## [Problem to work on]
Omit every picture while repeating the entries exactly.

Stored records

· · · · ·

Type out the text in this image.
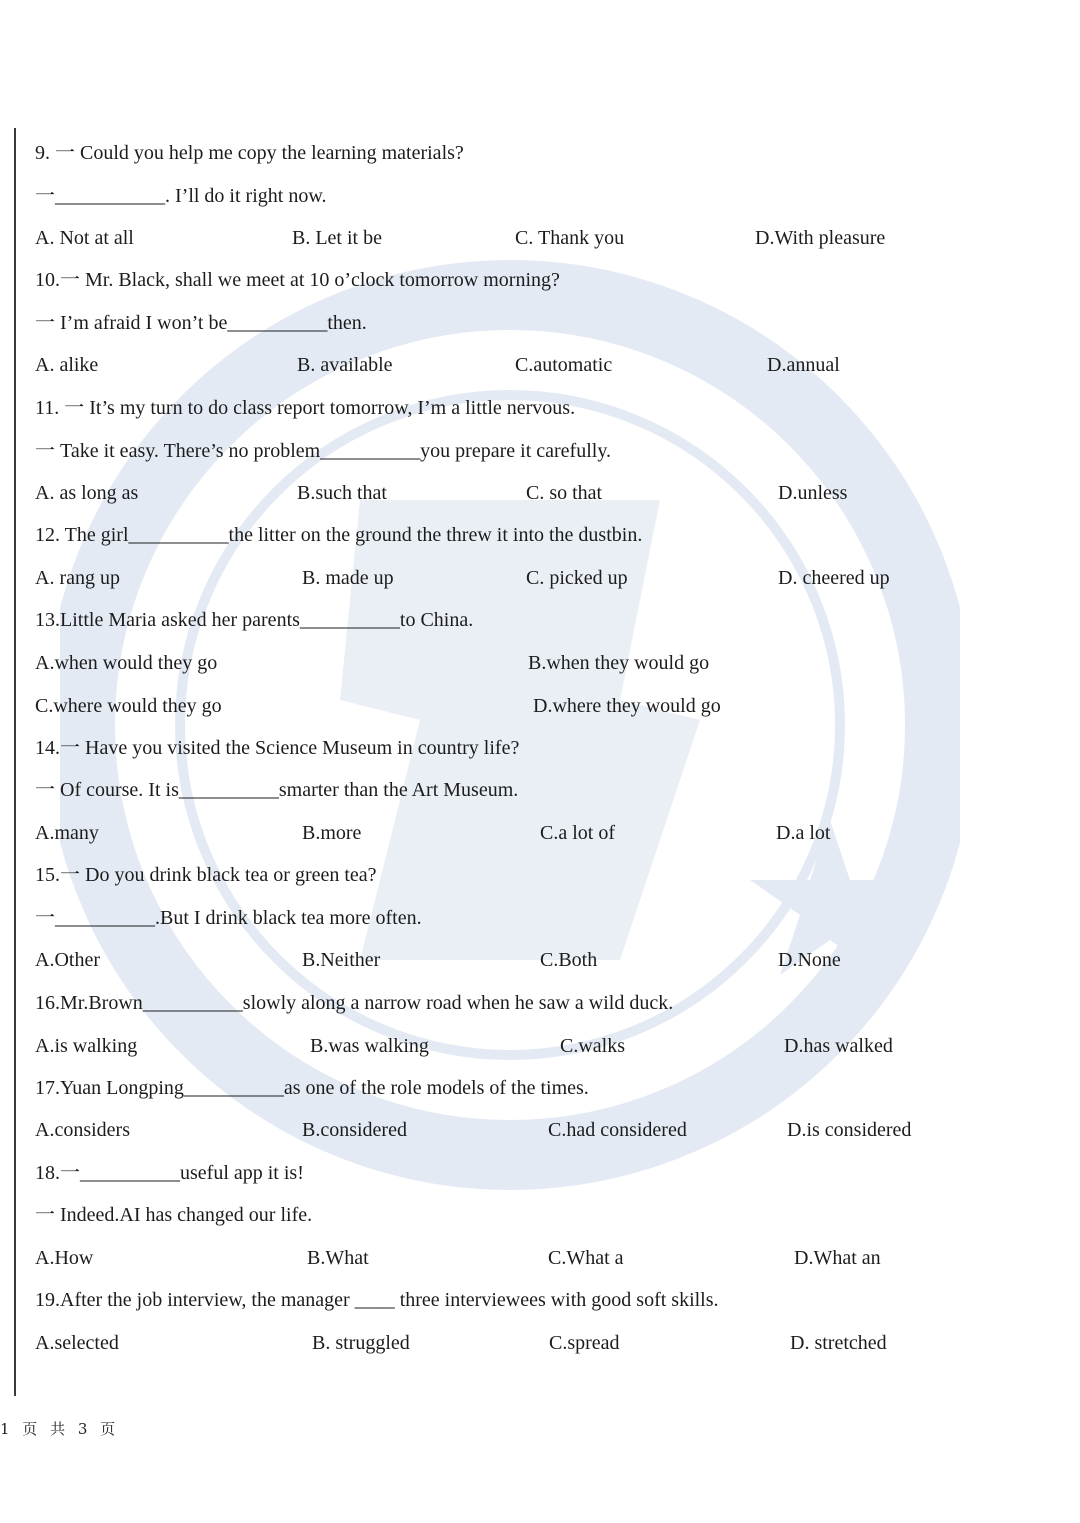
9. 一 Could you help me copy the learning materials?
一___________. I’ll do it right now.
A. Not at all	B. Let it be	C. Thank you	D.With pleasure
10.一 Mr. Black, shall we meet at 10 o’clock tomorrow morning?
一 I’m afraid I won’t be__________then.
A. alike	B. available	C.automatic	D.annual
11. 一 It’s my turn to do class report tomorrow, I’m a little nervous.
一 Take it easy. There’s no problem__________you prepare it carefully.
A. as long as	B.such that	C. so that	D.unless
12. The girl__________the litter on the ground the threw it into the dustbin.
A. rang up	B. made up	C. picked up	D. cheered up
13.Little Maria asked her parents__________to China.
A.when would they go	B.when they would go
C.where would they go	D.where they would go
14.一 Have you visited the Science Museum in country life?
一 Of course. It is__________smarter than the Art Museum.
A.many	B.more	C.a lot of	D.a lot
15.一 Do you drink black tea or green tea?
一__________.But I drink black tea more often.
A.Other	B.Neither	C.Both	D.None
16.Mr.Brown__________slowly along a narrow road when he saw a wild duck.
A.is walking	B.was walking	C.walks	D.has walked
17.Yuan Longping__________as one of the role models of the times.
A.considers	B.considered	C.had considered	D.is considered
18.一__________useful app it is!
一 Indeed.AI has changed our life.
A.How	B.What	C.What a	D.What an
19.After the job interview, the manager ____ three interviewees with good soft skills.
A.selected	B. struggled	C.spread	D. stretched
1 页 共 3 页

· · · · ·

## [Solution for this problem]
Type out the text in this image.
9. 一 Could you help me copy the learning materials?
一___________. I’ll do it right now.
A. Not at all	B. Let it be	C. Thank you	D.With pleasure
10.一 Mr. Black, shall we meet at 10 o’clock tomorrow morning?
一 I’m afraid I won’t be__________then.
A. alike	B. available	C.automatic	D.annual
11. 一 It’s my turn to do class report tomorrow, I’m a little nervous.
一 Take it easy. There’s no problem__________you prepare it carefully.
A. as long as	B.such that	C. so that	D.unless
12. The girl__________the litter on the ground the threw it into the dustbin.
A. rang up	B. made up	C. picked up	D. cheered up
13.Little Maria asked her parents__________to China.
A.when would they go	B.when they would go
C.where would they go	D.where they would go
14.一 Have you visited the Science Museum in country life?
一 Of course. It is__________smarter than the Art Museum.
A.many	B.more	C.a lot of	D.a lot
15.一 Do you drink black tea or green tea?
一__________.But I drink black tea more often.
A.Other	B.Neither	C.Both	D.None
16.Mr.Brown__________slowly along a narrow road when he saw a wild duck.
A.is walking	B.was walking	C.walks	D.has walked
17.Yuan Longping__________as one of the role models of the times.
A.considers	B.considered	C.had considered	D.is considered
18.一__________useful app it is!
一 Indeed.AI has changed our life.
A.How	B.What	C.What a	D.What an
19.After the job interview, the manager ____ three interviewees with good soft skills.
A.selected	B. struggled	C.spread	D. stretched
1 页 共 3 页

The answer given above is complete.